**WHAT YOU NEED TO DO**
1 – Check each statement against the dlv debugging notes, answering yes or no and quoting the deciding words of those notes: (a) The log.Fatalf call left no log because writing to stderr was broken. (b) The author fixed the stderr problem without outside help. (c) Calling std.Output while stopped in log.go failed because the call was not at a safe point.
2 – Carry on writing the dlv debugging notes, picking up right after their final line.

**SUPPLIED PASSAGE**
+===+
Then we found that the stderr is broken to write, that's why the log.Fatalf doesn't leave any log. After that, I reported this error to the platform team for them to check further.

Some Fall pits during fmt.Print¶

call not at safe point: When we break at the log.go and try to call a fmt, it complains to me you're not at a safe point. To solve this, make a function call inside user's code.

(dlv) call std.Output(2, "helloworld")
> log.Fatalf() /root/bin/sdk/go1.19.9/src/log/log.go:373 (PC: 0x7d8666)
Command failed: call not at safe point

not enough arguments:

I don't know why this happens, so I tried another way.

(dlv) call fmt.Fprintf(os.Stderr, "Debug: Reached main.go:8\n")
> blabla/internal/xxx.initXX() ./internal/xxx/init.go:74 
  (hits goroutine(234):1 total:1) (PC: 0x17473d0)
+===+
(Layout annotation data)
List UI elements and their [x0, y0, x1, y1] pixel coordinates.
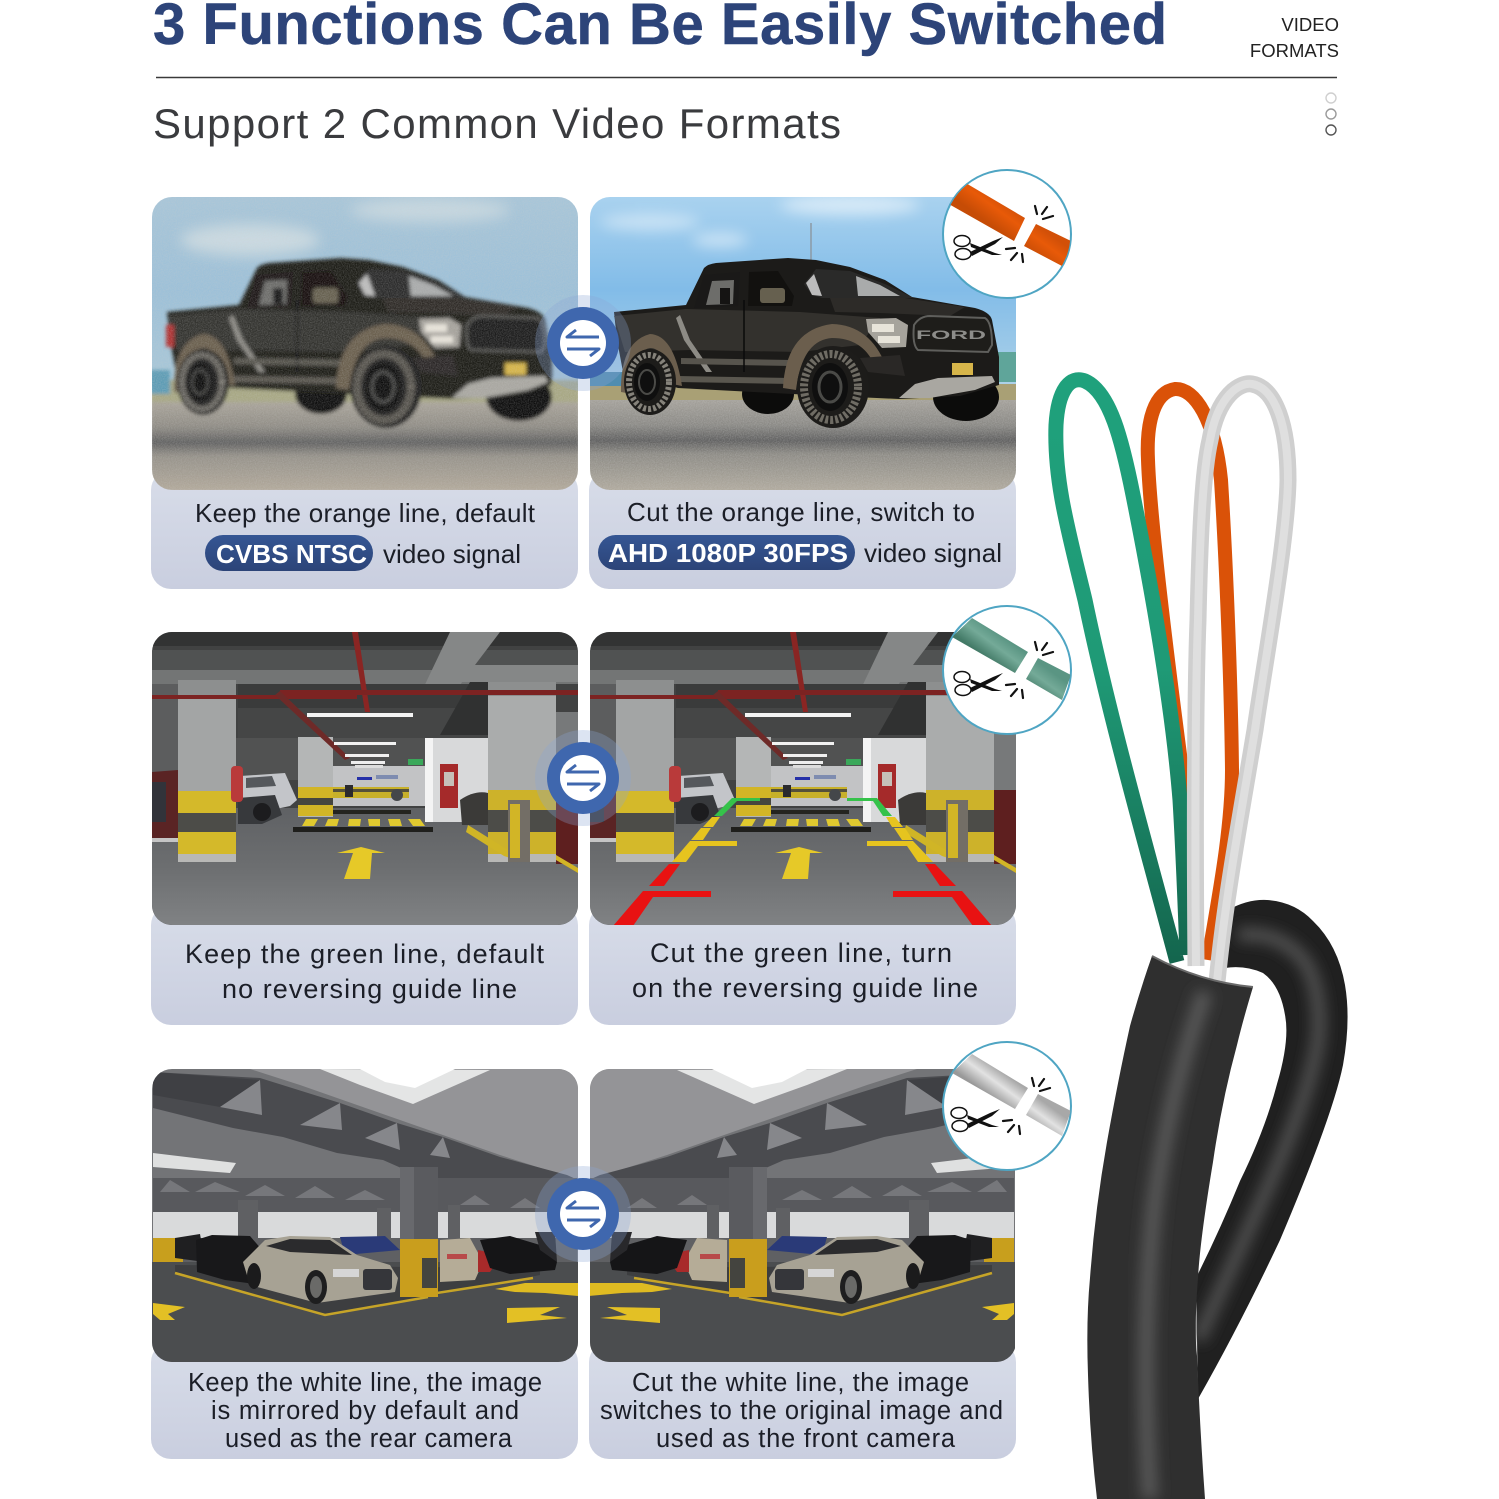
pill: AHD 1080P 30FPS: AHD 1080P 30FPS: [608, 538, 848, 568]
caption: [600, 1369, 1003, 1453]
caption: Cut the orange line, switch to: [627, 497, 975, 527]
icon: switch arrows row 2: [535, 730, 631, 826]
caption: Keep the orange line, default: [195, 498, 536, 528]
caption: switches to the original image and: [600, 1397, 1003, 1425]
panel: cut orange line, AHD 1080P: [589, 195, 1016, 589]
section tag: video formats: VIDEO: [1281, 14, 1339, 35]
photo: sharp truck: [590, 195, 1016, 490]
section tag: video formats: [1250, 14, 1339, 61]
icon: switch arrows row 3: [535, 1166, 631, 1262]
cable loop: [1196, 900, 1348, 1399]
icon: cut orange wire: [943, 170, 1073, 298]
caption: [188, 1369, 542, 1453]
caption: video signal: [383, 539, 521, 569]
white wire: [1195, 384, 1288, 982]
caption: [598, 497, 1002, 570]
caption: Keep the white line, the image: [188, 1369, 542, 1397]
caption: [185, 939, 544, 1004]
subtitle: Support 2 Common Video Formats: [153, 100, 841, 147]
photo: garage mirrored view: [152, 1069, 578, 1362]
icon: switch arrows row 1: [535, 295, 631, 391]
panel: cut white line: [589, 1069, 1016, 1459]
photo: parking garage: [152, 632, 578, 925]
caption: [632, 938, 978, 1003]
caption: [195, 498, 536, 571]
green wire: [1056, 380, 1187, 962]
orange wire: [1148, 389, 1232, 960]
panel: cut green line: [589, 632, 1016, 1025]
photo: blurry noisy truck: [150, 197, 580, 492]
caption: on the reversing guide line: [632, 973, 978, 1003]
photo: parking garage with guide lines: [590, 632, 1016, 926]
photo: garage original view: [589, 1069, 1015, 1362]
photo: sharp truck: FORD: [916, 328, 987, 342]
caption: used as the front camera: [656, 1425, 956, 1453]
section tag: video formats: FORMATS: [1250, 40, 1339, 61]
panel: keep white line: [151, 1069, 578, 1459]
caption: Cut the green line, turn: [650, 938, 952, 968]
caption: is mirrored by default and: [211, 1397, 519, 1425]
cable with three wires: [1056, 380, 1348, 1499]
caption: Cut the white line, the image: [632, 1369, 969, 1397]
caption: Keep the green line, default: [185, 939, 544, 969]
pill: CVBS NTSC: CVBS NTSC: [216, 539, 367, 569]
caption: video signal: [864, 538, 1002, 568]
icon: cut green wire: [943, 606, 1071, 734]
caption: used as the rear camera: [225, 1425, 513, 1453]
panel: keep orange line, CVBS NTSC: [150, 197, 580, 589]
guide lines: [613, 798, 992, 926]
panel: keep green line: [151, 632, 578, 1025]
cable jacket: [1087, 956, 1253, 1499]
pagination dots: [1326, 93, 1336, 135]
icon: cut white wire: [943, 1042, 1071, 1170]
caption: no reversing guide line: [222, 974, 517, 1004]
+===+
**RESPONSES PER TASK**
1 –
(a) Yes: "the stderr is broken to write, that's why the log.Fatalf doesn't leave any log"
(b) No: "I reported this error to the platform team for them to check further"
(c) Yes: "Command failed: call not at safe point"

2 –
Command failed: not enough arguments

can not convert value of type *os.File to io.Writer

Seems the dlv function call doesn't allow you to make an implicit conversion, even though the *os.File satisfies the io.Writer interface.

(dlv) call fmt.Fprintf(os.Stderr, "Debug: Reached %s:%d\n", "init.go")
> blabla/internal/xxx.initXX() ./internal/xxx/init.go:74 
  (hits goroutine(234):1 total:1) (PC: 0x17473d0)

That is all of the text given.